Records contained in a dataset
■ ■ ■ ■ ■
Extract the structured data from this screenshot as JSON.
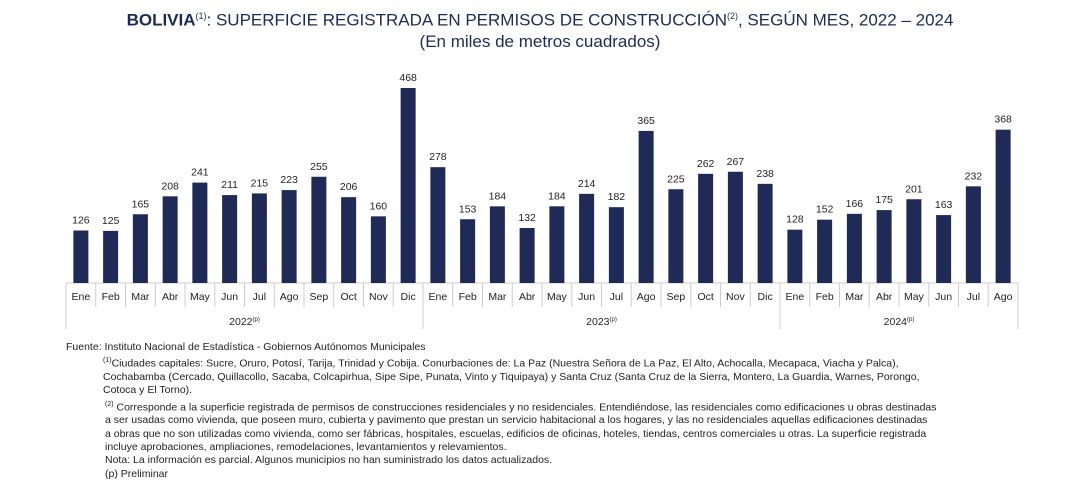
{
  "chart_data": {
    "type": "bar",
    "title_bold": "BOLIVIA",
    "title_sup1": "(1)",
    "title_rest": ": SUPERFICIE REGISTRADA EN PERMISOS DE CONSTRUCCIÓN",
    "title_sup2": "(2)",
    "title_end": ", SEGÚN MES, 2022 – 2024",
    "subtitle": "(En miles de metros cuadrados)",
    "bar_color": "#1f2a56",
    "grid": false,
    "groups": [
      {
        "year": "2022",
        "mark": "(p)",
        "categories": [
          "Ene",
          "Feb",
          "Mar",
          "Abr",
          "May",
          "Jun",
          "Jul",
          "Ago",
          "Sep",
          "Oct",
          "Nov",
          "Dic"
        ],
        "values": [
          126,
          125,
          165,
          208,
          241,
          211,
          215,
          223,
          255,
          206,
          160,
          468
        ]
      },
      {
        "year": "2023",
        "mark": "(p)",
        "categories": [
          "Ene",
          "Feb",
          "Mar",
          "Abr",
          "May",
          "Jun",
          "Jul",
          "Ago",
          "Sep",
          "Oct",
          "Nov",
          "Dic"
        ],
        "values": [
          278,
          153,
          184,
          132,
          184,
          214,
          182,
          365,
          225,
          262,
          267,
          238
        ]
      },
      {
        "year": "2024",
        "mark": "(p)",
        "categories": [
          "Ene",
          "Feb",
          "Mar",
          "Abr",
          "May",
          "Jun",
          "Jul",
          "Ago"
        ],
        "values": [
          128,
          152,
          166,
          175,
          201,
          163,
          232,
          368
        ]
      }
    ]
  },
  "notes": {
    "source": "Fuente: Instituto Nacional de Estadística - Gobiernos Autónomos Municipales",
    "n1_mark": "(1)",
    "n1_l1": "Ciudades capitales:  Sucre,  Oruro,  Potosí,  Tarija, Trinidad  y   Cobija.  Conurbaciones de:   La Paz  (Nuestra  Señora  de  La Paz,  El Alto, Achocalla,  Mecapaca, Viacha  y  Palca),",
    "n1_l2": "Cochabamba (Cercado,  Quillacollo,  Sacaba,  Colcapirhua,  Sipe Sipe,  Punata,  Vinto y  Tiquipaya) y Santa Cruz (Santa Cruz de  la Sierra, Montero, La Guardia, Warnes, Porongo,",
    "n1_l3": "Cotoca y El Torno).",
    "n2_mark": "(2)",
    "n2_l1": " Corresponde a la superficie registrada  de permisos de  construcciones residenciales y no residenciales. Entendiéndose,  las  residenciales como edificaciones  u obras destinadas",
    "n2_l2": "a ser usadas como vivienda, que poseen muro, cubierta y pavimento que prestan un servicio habitacional a los hogares, y las no  residenciales aquellas edificaciones destinadas",
    "n2_l3": "a obras  que no son utilizadas como vivienda, como ser fábricas, hospitales, escuelas, edificios de oficinas, hoteles, tiendas, centros comerciales u otras. La superficie registrada",
    "n2_l4": "incluye aprobaciones, ampliaciones, remodelaciones, levantamientos y relevamientos.",
    "nota": "Nota: La información es parcial. Algunos municipios no han suministrado los datos actualizados.",
    "prelim": "(p) Preliminar"
  }
}
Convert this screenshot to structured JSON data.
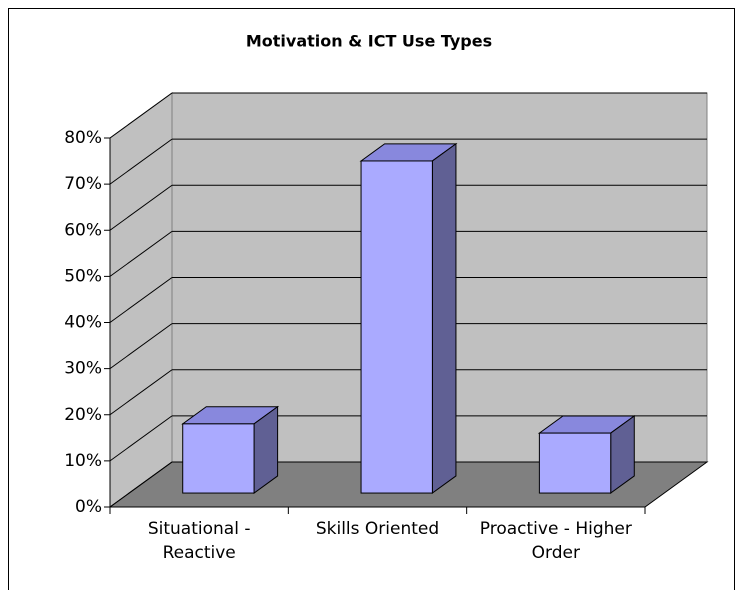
{
  "chart_data": {
    "type": "bar3d",
    "title": "Motivation & ICT Use Types",
    "categories": [
      "Situational - Reactive",
      "Skills Oriented",
      "Proactive - Higher Order"
    ],
    "values": [
      15,
      72,
      13
    ],
    "color": "#aaaaff",
    "ylim": [
      0,
      80
    ],
    "yticks": [
      {
        "value": 0,
        "label": "0%"
      },
      {
        "value": 10,
        "label": "10%"
      },
      {
        "value": 20,
        "label": "20%"
      },
      {
        "value": 30,
        "label": "30%"
      },
      {
        "value": 40,
        "label": "40%"
      },
      {
        "value": 50,
        "label": "50%"
      },
      {
        "value": 60,
        "label": "60%"
      },
      {
        "value": 70,
        "label": "70%"
      },
      {
        "value": 80,
        "label": "80%"
      }
    ],
    "grid": true
  }
}
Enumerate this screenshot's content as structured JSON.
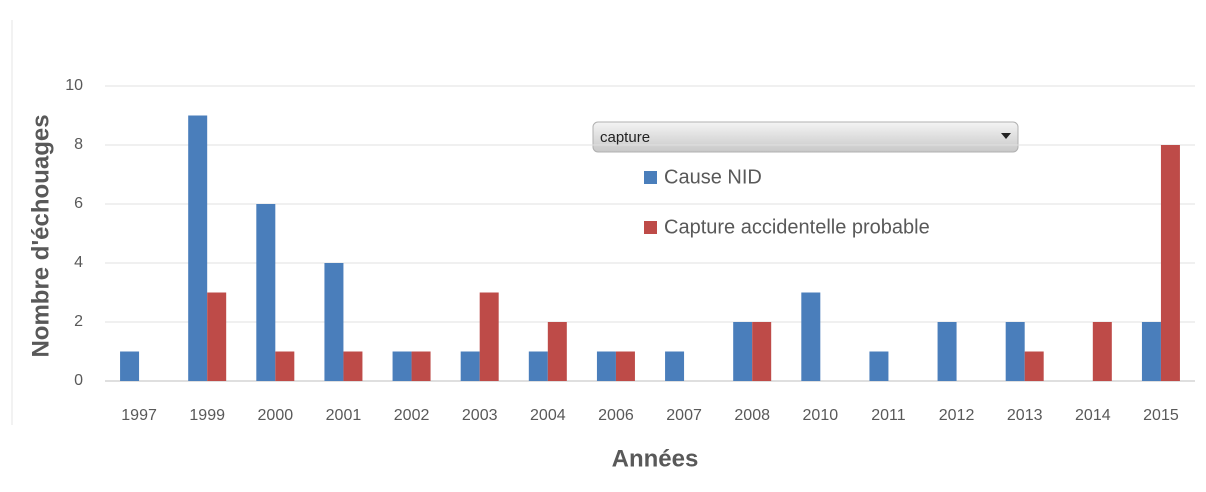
{
  "chart_data": {
    "type": "bar",
    "filter": "capture",
    "x_label": "Années",
    "y_label": "Nombre d'échouages",
    "categories": [
      "1997",
      "1999",
      "2000",
      "2001",
      "2002",
      "2003",
      "2004",
      "2006",
      "2007",
      "2008",
      "2010",
      "2011",
      "2012",
      "2013",
      "2014",
      "2015"
    ],
    "series": [
      {
        "name": "Cause NID",
        "color": "#4a7ebb",
        "values": [
          1,
          9,
          6,
          4,
          1,
          1,
          1,
          1,
          1,
          2,
          3,
          1,
          2,
          2,
          null,
          2
        ]
      },
      {
        "name": "Capture accidentelle probable",
        "color": "#be4b48",
        "values": [
          null,
          3,
          1,
          1,
          1,
          3,
          2,
          1,
          null,
          2,
          null,
          null,
          null,
          1,
          2,
          8
        ]
      }
    ],
    "ylim": [
      0,
      10
    ],
    "yticks": [
      0,
      2,
      4,
      6,
      8,
      10
    ],
    "grid": true
  }
}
■ ■ ■ ■ ■
#### TASK TO COMPLETE
Output the line containing "Enumerate this screenshot's" along with every line after it to the end of the material, exactly as written, but without pictures.

#### RESPONSE TO THIS TASK
Enumerate this screenshot's content as structured JSON.
{
  "chart_data": {
    "type": "bar",
    "filter": "capture",
    "x_label": "Années",
    "y_label": "Nombre d'échouages",
    "categories": [
      "1997",
      "1999",
      "2000",
      "2001",
      "2002",
      "2003",
      "2004",
      "2006",
      "2007",
      "2008",
      "2010",
      "2011",
      "2012",
      "2013",
      "2014",
      "2015"
    ],
    "series": [
      {
        "name": "Cause NID",
        "color": "#4a7ebb",
        "values": [
          1,
          9,
          6,
          4,
          1,
          1,
          1,
          1,
          1,
          2,
          3,
          1,
          2,
          2,
          null,
          2
        ]
      },
      {
        "name": "Capture accidentelle probable",
        "color": "#be4b48",
        "values": [
          null,
          3,
          1,
          1,
          1,
          3,
          2,
          1,
          null,
          2,
          null,
          null,
          null,
          1,
          2,
          8
        ]
      }
    ],
    "ylim": [
      0,
      10
    ],
    "yticks": [
      0,
      2,
      4,
      6,
      8,
      10
    ],
    "grid": true
  }
}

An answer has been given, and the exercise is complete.